## [GIVEN EXERCISE]
Report the count of lines below in which the string "观察到什么现象" occurs; include nothing else.

## [Saved entries]
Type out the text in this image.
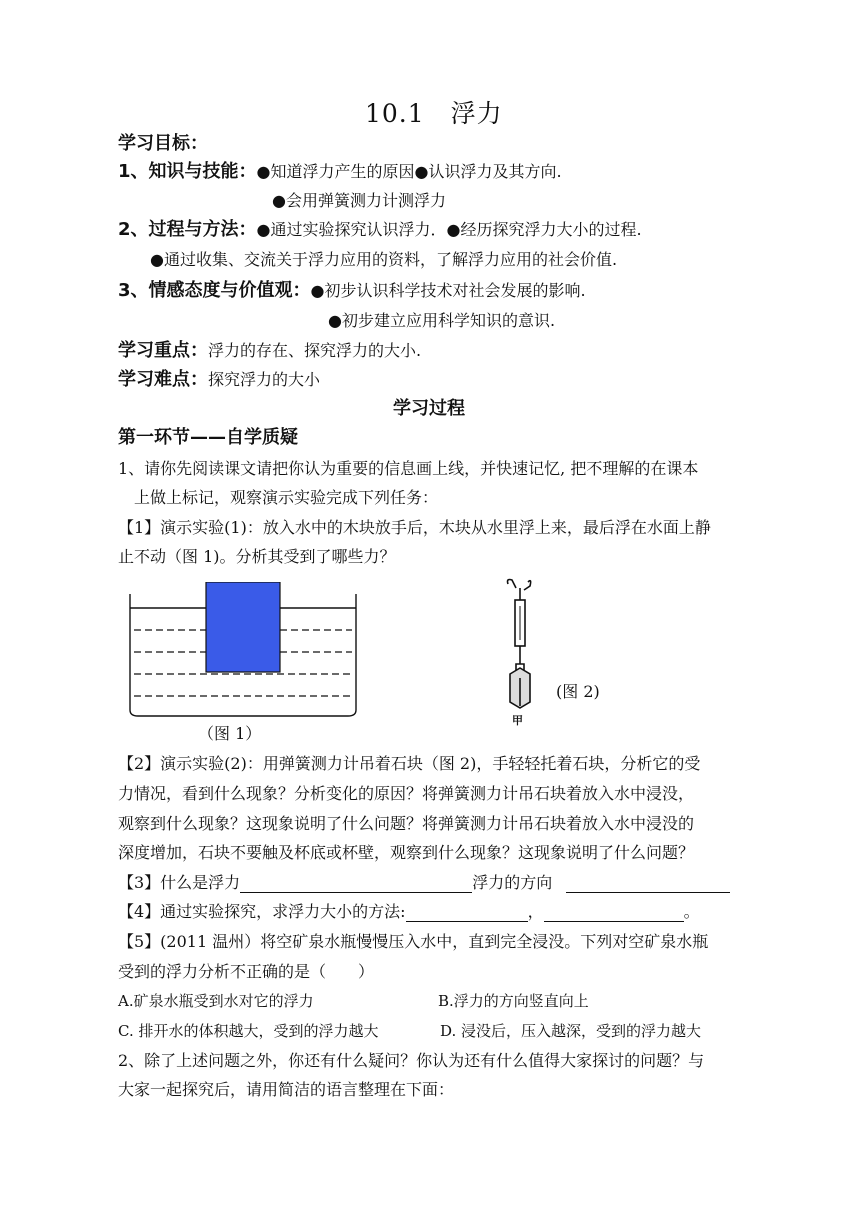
10.1　浮力
学习目标：
1、知识与技能：●知道浮力产生的原因●认识浮力及其方向.
●会用弹簧测力计测浮力
2、过程与方法：●通过实验探究认识浮力．●经历探究浮力大小的过程.
●通过收集、交流关于浮力应用的资料，了解浮力应用的社会价值.
3、情感态度与价值观：●初步认识科学技术对社会发展的影响.
●初步建立应用科学知识的意识.
学习重点：浮力的存在、探究浮力的大小.
学习难点：探究浮力的大小
学习过程
第一环节——自学质疑
1、请你先阅读课文请把你认为重要的信息画上线，并快速记忆, 把不理解的在课本
上做上标记，观察演示实验完成下列任务：
【1】演示实验(1)：放入水中的木块放手后，木块从水里浮上来，最后浮在水面上静
止不动（图 1)。分析其受到了哪些力？
（图 1）
甲
(图 2)
【2】演示实验(2)：用弹簧测力计吊着石块（图 2)，手轻轻托着石块，分析它的受
力情况，看到什么现象？分析变化的原因？将弹簧测力计吊石块着放入水中浸没，
观察到什么现象？这现象说明了什么问题？将弹簧测力计吊石块着放入水中浸没的
深度增加，石块不要触及杯底或杯壁，观察到什么现象？这现象说明了什么问题？
【3】什么是浮力	浮力的方向
【4】通过实验探究，求浮力大小的方法:	，	。
【5】(2011 温州）将空矿泉水瓶慢慢压入水中，直到完全浸没。下列对空矿泉水瓶
受到的浮力分析不正确的是（　　）
A.矿泉水瓶受到水对它的浮力	B.浮力的方向竖直向上
C. 排开水的体积越大，受到的浮力越大	D. 浸没后，压入越深，受到的浮力越大
2、除了上述问题之外，你还有什么疑问？你认为还有什么值得大家探讨的问题？与
大家一起探究后，请用简洁的语言整理在下面：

## [PROBLEM SOLUTION]
2